Job: Check each line of the records below and collect those that include the word "params".

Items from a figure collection
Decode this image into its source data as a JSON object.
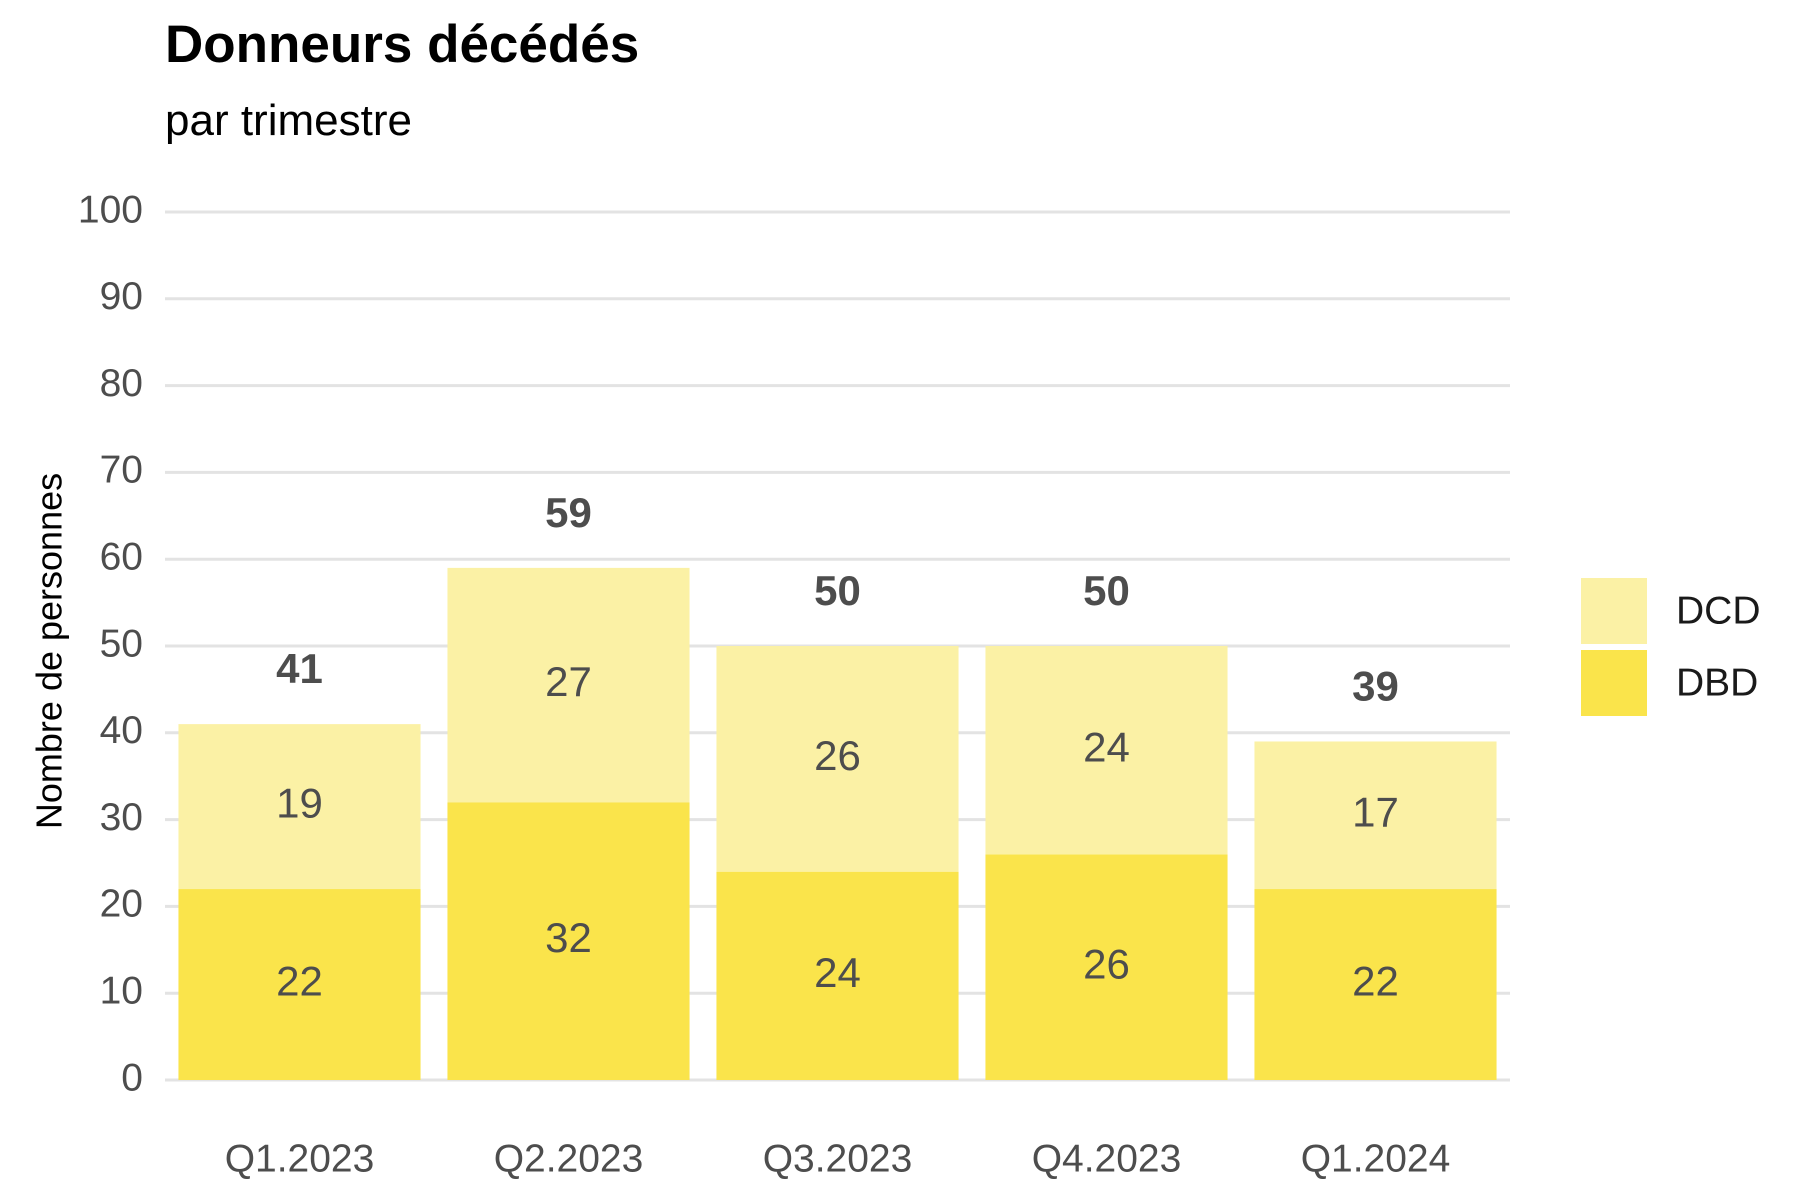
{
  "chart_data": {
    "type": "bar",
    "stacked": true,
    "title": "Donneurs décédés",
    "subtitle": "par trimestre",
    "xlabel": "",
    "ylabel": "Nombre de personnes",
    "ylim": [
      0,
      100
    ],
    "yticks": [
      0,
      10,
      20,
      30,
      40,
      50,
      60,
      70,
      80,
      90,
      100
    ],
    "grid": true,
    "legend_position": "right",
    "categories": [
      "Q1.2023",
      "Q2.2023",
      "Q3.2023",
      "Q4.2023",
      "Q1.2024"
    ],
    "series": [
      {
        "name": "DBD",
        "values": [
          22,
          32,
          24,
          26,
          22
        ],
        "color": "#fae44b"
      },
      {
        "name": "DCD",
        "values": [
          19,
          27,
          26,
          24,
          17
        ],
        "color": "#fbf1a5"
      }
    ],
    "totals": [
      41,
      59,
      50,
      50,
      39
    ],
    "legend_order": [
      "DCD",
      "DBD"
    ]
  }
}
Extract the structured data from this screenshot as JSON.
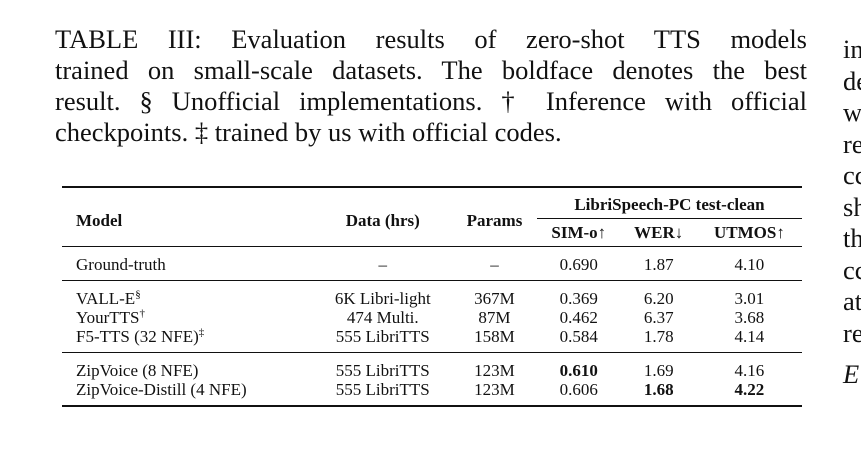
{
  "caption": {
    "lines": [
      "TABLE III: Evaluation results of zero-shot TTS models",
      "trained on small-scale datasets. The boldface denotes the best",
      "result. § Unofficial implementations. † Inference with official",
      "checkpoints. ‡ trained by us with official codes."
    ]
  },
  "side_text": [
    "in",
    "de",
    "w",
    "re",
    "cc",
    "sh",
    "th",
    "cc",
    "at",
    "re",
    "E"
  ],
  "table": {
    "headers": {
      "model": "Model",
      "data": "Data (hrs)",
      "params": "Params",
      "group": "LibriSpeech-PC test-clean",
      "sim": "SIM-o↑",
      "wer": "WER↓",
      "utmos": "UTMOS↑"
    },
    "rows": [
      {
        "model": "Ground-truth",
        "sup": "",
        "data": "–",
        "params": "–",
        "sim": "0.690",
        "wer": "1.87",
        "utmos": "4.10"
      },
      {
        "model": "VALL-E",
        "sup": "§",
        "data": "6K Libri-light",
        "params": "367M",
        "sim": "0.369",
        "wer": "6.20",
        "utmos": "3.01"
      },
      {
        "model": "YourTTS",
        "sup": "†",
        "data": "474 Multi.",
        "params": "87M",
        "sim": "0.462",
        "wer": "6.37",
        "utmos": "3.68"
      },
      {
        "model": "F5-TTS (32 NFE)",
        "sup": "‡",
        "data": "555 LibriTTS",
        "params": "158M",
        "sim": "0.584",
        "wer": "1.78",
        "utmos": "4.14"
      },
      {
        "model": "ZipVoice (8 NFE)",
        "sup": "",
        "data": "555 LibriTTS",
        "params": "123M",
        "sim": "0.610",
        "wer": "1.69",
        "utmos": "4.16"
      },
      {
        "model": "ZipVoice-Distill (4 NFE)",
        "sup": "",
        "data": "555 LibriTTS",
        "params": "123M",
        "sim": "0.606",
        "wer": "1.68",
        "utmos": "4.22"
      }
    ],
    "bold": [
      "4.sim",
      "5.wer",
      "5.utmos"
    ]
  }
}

Exercise output:
      "params": "Params",
        "params": "–",
        "params": "367M",
        "params": "87M",
        "params": "158M",
        "params": "123M",
        "params": "123M",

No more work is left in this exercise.